**PROVIDED RECORDS**.

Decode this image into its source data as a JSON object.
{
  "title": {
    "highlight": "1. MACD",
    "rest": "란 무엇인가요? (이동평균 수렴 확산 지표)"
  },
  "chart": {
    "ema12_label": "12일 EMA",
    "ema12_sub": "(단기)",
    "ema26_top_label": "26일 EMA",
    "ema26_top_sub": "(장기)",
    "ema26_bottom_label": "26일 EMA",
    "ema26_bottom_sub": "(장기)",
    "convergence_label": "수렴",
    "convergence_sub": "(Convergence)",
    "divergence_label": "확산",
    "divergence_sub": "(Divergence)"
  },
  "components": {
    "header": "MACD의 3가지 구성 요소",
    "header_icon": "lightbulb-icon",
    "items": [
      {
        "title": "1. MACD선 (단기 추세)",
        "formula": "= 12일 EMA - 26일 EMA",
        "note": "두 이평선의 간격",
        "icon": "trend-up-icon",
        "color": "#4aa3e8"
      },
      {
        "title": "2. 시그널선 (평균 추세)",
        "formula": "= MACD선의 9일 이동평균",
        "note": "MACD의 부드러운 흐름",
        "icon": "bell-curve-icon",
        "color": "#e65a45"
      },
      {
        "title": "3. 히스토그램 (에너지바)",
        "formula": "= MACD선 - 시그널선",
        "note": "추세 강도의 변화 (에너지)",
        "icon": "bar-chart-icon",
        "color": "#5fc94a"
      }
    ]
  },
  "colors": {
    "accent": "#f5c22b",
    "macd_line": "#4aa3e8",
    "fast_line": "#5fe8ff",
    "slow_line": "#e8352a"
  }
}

**GIVEN PROBLEM**.
Copy every line of the records above that contains "이동평균".

**RESPONSE**.
    "rest": "란 무엇인가요? (이동평균 수렴 확산 지표)"
        "formula": "= MACD선의 9일 이동평균",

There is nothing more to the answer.